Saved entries
════════

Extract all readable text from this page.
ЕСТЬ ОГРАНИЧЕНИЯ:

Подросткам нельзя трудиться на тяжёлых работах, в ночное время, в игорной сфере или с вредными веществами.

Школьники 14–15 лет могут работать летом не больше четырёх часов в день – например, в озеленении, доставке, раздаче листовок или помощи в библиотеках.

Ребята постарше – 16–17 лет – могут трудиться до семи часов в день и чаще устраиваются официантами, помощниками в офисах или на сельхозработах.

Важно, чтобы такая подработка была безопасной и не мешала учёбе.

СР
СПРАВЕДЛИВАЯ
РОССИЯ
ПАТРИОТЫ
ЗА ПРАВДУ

════════

Your task is to repeat every line exactly.

### Response to this exercise
Extract all readable text from this page.
ЕСТЬ ОГРАНИЧЕНИЯ:

Подросткам нельзя трудиться на тяжёлых работах, в ночное время, в игорной сфере или с вредными веществами.

Школьники 14–15 лет могут работать летом не больше четырёх часов в день – например, в озеленении, доставке, раздаче листовок или помощи в библиотеках.

Ребята постарше – 16–17 лет – могут трудиться до семи часов в день и чаще устраиваются официантами, помощниками в офисах или на сельхозработах.

Важно, чтобы такая подработка была безопасной и не мешала учёбе.

СР
СПРАВЕДЛИВАЯ
РОССИЯ
ПАТРИОТЫ
ЗА ПРАВДУ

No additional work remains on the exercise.